YOUR OBJECTIVE:
Print the entries from their first line up to and including the line with "user-name: 鲜悦畅 xyxy=(103,953,154,973)", copying each line verbatim.

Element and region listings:
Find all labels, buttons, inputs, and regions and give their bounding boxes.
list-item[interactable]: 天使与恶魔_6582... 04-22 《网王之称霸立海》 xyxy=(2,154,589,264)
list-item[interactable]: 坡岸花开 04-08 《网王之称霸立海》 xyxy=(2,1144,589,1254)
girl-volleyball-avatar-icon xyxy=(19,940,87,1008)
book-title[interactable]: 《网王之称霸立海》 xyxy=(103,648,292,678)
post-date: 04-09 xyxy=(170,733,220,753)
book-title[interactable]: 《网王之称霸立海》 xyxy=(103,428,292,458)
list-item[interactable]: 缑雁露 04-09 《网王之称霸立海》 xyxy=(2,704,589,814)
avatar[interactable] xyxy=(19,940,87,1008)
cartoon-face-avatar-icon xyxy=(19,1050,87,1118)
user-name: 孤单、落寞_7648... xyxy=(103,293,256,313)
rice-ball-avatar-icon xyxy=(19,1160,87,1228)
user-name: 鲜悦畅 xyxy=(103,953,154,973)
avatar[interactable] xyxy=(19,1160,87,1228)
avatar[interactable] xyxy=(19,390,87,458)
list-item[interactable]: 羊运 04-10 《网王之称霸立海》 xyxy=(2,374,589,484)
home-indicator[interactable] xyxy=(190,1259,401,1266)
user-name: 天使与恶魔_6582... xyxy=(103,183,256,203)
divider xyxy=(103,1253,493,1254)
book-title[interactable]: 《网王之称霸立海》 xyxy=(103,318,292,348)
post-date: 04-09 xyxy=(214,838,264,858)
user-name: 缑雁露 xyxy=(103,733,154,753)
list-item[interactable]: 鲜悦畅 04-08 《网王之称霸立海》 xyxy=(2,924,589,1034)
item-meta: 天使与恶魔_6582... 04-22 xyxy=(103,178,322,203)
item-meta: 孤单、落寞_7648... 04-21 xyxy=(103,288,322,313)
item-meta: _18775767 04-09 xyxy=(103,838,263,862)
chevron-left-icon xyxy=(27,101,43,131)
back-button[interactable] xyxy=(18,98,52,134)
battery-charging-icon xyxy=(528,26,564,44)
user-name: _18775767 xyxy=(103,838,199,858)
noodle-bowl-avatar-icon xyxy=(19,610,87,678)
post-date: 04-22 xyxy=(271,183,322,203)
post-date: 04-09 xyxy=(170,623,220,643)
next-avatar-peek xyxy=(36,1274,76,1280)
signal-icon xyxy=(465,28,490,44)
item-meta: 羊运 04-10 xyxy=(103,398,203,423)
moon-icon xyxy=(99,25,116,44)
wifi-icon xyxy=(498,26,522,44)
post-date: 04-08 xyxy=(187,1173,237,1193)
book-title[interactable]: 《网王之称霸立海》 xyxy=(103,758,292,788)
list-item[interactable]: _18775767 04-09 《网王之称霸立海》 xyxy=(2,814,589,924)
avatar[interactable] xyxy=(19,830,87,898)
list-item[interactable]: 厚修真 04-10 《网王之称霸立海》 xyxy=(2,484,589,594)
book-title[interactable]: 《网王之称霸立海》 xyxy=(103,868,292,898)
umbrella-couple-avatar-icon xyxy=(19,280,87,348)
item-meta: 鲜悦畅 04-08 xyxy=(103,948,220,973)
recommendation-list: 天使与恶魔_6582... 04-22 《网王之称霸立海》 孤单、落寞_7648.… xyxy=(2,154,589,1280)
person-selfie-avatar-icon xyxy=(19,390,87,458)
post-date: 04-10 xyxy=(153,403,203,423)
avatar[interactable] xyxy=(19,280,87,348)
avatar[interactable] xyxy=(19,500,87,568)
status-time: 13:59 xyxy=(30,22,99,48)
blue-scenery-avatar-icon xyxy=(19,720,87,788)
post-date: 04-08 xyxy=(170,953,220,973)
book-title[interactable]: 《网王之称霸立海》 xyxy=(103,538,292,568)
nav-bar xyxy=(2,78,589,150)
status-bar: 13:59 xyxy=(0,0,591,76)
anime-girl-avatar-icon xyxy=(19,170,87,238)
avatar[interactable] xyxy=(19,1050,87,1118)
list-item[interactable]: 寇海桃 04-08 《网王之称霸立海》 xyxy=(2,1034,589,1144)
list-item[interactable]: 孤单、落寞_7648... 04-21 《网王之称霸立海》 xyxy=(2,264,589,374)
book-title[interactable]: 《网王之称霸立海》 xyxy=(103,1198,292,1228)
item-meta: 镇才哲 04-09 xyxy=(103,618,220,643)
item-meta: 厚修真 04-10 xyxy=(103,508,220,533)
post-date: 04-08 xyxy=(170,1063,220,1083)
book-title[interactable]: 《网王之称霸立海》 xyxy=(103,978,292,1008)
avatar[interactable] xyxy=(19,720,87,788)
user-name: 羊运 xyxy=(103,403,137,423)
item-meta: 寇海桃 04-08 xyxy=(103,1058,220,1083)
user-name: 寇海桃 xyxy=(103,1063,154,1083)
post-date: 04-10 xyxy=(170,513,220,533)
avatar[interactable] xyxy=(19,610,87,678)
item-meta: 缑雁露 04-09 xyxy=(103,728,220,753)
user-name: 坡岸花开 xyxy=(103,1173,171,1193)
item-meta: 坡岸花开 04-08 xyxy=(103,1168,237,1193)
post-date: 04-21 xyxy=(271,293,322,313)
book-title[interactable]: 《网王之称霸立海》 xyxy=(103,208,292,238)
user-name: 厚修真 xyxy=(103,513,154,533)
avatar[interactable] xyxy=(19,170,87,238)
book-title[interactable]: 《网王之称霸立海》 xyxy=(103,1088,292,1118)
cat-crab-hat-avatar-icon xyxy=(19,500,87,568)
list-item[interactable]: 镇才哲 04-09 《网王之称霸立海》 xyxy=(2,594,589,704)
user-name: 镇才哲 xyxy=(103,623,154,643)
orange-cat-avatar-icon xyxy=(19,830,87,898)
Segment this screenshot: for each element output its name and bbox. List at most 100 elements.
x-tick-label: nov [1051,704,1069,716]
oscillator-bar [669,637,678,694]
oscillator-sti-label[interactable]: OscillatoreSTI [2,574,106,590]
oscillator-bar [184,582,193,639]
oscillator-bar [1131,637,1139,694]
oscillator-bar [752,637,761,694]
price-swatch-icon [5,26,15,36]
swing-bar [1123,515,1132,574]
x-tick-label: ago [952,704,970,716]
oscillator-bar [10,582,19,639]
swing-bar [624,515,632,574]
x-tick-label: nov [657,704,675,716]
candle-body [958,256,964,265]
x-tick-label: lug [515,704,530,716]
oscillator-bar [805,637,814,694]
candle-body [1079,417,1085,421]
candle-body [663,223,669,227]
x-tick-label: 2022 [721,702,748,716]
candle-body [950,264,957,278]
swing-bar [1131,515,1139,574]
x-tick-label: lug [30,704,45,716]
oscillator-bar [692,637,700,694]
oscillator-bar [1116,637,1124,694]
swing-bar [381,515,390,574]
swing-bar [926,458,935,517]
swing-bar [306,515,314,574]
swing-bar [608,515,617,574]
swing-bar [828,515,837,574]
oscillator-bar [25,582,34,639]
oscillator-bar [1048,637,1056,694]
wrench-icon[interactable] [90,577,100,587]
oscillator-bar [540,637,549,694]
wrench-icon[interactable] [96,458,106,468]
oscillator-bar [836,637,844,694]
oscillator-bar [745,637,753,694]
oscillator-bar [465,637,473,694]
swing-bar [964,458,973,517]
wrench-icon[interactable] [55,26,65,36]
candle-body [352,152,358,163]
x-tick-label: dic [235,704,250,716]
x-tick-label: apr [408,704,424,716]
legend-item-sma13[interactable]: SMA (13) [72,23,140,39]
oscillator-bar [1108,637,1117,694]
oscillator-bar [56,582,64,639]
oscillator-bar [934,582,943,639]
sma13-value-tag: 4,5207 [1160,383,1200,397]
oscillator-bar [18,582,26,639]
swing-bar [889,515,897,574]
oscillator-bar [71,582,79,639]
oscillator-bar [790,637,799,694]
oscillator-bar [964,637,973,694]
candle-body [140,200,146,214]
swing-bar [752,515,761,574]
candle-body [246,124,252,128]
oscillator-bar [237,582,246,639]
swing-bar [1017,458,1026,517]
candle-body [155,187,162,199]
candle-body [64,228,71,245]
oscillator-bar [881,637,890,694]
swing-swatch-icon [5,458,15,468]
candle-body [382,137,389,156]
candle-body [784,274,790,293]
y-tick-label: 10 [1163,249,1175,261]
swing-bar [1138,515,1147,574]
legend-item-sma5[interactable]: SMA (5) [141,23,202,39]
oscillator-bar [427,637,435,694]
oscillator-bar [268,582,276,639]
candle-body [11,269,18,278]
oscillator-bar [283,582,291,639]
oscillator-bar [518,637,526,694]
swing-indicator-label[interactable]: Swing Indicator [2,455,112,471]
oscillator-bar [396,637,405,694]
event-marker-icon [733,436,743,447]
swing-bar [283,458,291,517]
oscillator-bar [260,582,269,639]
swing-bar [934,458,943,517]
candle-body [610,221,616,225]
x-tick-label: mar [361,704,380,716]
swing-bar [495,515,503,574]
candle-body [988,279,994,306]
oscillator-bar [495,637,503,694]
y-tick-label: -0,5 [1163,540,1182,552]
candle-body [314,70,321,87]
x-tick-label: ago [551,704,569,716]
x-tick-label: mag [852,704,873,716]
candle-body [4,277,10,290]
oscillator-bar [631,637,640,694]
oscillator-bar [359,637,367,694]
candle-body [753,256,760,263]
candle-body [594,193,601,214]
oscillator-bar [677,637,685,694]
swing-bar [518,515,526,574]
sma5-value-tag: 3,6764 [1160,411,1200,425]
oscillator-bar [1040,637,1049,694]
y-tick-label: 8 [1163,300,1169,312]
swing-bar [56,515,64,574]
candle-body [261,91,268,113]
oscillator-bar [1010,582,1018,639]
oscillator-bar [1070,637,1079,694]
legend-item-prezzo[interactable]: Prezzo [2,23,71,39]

RESPONSE TO THIS TASK:
Find all labels, buttons, inputs, and regions and give their bounding boxes.
list-item[interactable]: 天使与恶魔_6582... 04-22 《网王之称霸立海》 xyxy=(2,154,589,264)
list-item[interactable]: 坡岸花开 04-08 《网王之称霸立海》 xyxy=(2,1144,589,1254)
girl-volleyball-avatar-icon xyxy=(19,940,87,1008)
book-title[interactable]: 《网王之称霸立海》 xyxy=(103,648,292,678)
post-date: 04-09 xyxy=(170,733,220,753)
book-title[interactable]: 《网王之称霸立海》 xyxy=(103,428,292,458)
list-item[interactable]: 缑雁露 04-09 《网王之称霸立海》 xyxy=(2,704,589,814)
avatar[interactable] xyxy=(19,940,87,1008)
cartoon-face-avatar-icon xyxy=(19,1050,87,1118)
user-name: 孤单、落寞_7648... xyxy=(103,293,256,313)
rice-ball-avatar-icon xyxy=(19,1160,87,1228)
user-name: 鲜悦畅 xyxy=(103,953,154,973)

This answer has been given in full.